--- START Exercise data ---

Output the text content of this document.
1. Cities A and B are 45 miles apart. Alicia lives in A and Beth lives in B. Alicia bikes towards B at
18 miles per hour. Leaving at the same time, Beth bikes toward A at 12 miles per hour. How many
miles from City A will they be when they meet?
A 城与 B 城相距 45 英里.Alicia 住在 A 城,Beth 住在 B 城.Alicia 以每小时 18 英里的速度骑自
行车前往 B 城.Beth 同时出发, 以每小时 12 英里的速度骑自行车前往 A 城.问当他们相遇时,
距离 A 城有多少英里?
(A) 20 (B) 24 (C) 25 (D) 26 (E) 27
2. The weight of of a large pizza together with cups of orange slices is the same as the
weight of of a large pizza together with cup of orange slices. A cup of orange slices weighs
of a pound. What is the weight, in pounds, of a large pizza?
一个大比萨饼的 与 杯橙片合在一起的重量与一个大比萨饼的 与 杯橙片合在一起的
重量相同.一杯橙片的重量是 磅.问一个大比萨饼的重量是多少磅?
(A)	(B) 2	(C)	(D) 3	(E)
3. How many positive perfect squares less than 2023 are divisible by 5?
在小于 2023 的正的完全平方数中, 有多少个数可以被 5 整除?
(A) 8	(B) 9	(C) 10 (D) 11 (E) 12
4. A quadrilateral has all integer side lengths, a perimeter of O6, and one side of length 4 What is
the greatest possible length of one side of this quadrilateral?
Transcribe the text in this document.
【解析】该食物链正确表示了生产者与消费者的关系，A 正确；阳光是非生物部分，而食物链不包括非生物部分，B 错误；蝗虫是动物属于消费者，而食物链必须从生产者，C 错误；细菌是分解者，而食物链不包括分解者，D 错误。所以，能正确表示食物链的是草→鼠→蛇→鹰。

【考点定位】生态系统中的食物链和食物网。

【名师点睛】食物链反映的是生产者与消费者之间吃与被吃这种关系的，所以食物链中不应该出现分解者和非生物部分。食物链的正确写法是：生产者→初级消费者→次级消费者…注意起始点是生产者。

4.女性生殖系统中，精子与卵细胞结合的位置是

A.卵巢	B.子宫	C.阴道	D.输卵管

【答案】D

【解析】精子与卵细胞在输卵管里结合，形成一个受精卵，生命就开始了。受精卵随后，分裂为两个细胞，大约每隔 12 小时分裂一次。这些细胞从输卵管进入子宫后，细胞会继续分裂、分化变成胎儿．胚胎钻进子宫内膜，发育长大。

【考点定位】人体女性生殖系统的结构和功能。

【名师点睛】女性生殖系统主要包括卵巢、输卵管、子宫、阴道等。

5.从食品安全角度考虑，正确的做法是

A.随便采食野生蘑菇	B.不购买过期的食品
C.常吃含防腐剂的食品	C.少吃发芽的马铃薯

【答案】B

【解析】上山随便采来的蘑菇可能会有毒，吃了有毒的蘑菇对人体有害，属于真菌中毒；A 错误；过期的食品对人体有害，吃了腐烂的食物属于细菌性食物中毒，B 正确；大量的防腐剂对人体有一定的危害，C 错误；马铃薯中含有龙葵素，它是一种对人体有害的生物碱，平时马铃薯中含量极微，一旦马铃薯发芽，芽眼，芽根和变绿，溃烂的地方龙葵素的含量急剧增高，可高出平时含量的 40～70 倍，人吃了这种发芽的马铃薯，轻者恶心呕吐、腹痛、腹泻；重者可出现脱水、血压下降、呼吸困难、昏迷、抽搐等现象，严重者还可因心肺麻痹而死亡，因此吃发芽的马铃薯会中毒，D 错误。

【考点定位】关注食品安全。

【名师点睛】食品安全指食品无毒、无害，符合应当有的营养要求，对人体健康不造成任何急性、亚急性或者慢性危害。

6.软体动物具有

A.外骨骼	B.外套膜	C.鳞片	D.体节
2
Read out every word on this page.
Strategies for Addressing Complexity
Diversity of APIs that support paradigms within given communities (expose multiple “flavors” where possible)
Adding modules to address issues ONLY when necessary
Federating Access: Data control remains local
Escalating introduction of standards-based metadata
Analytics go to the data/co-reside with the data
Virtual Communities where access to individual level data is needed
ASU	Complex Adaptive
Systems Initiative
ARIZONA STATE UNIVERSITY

--- END Exercise data ---

→ Written exercise
Gather and return every line that holds the string "What".

→ Reply to the exercise
of a pound. What is the weight, in pounds, of a large pizza?
4. A quadrilateral has all integer side lengths, a perimeter of O6, and one side of length 4 What is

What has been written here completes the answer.